┌──
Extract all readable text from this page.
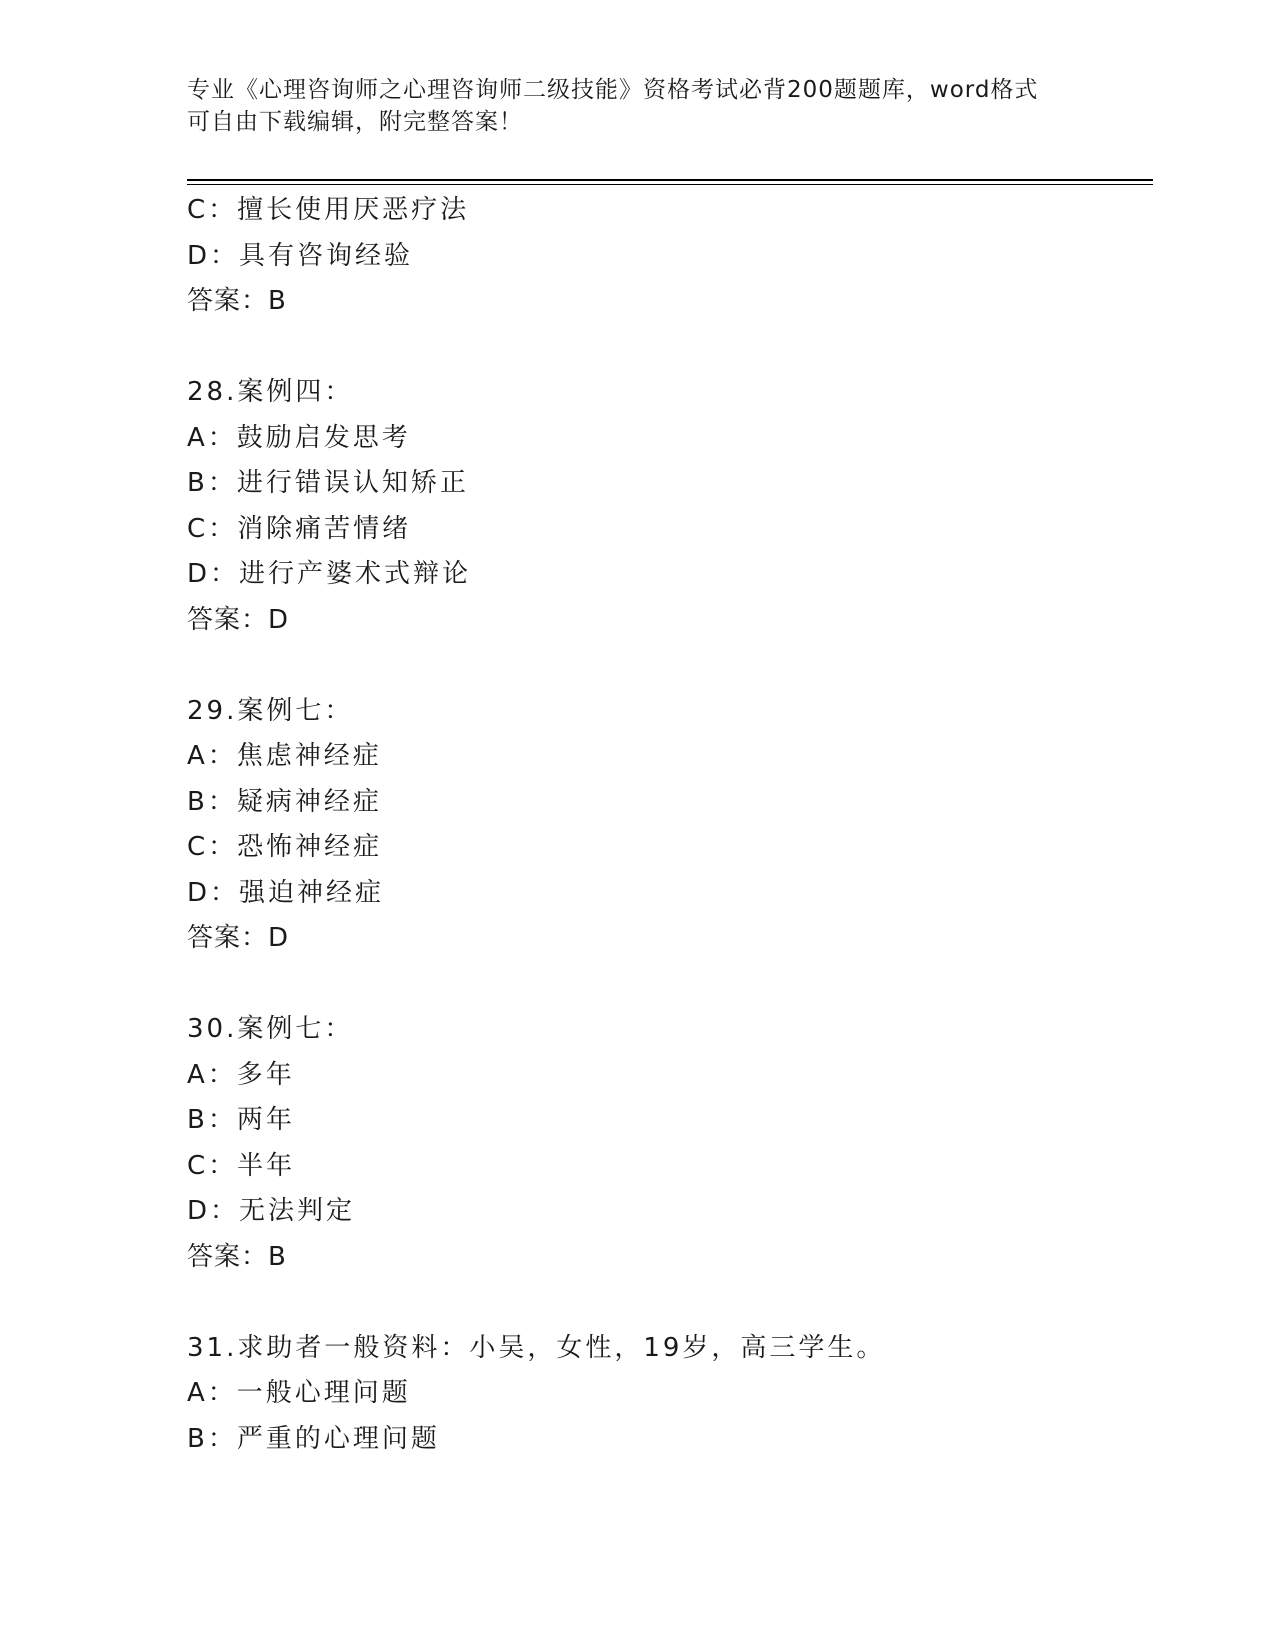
专业《心理咨询师之心理咨询师二级技能》资格考试必背200题题库，word格式
可自由下载编辑，附完整答案！
C：擅长使用厌恶疗法
D：具有咨询经验
答案：B
28.案例四：
A：鼓励启发思考
B：进行错误认知矫正
C：消除痛苦情绪
D：进行产婆术式辩论
答案：D
29.案例七：
A：焦虑神经症
B：疑病神经症
C：恐怖神经症
D：强迫神经症
答案：D
30.案例七：
A：多年
B：两年
C：半年
D：无法判定
答案：B
31.求助者一般资料：小吴，女性，19岁，高三学生。
A：一般心理问题
B：严重的心理问题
└──
_AIM OF THE TASK_: Quote every line word for word and keep the images out of the copy.

_WRITTEN SOLUTION_:
Extract all readable text from this page.
专业《心理咨询师之心理咨询师二级技能》资格考试必背200题题库，word格式
可自由下载编辑，附完整答案！
C：擅长使用厌恶疗法
D：具有咨询经验
答案：B
28.案例四：
A：鼓励启发思考
B：进行错误认知矫正
C：消除痛苦情绪
D：进行产婆术式辩论
答案：D
29.案例七：
A：焦虑神经症
B：疑病神经症
C：恐怖神经症
D：强迫神经症
答案：D
30.案例七：
A：多年
B：两年
C：半年
D：无法判定
答案：B
31.求助者一般资料：小吴，女性，19岁，高三学生。
A：一般心理问题
B：严重的心理问题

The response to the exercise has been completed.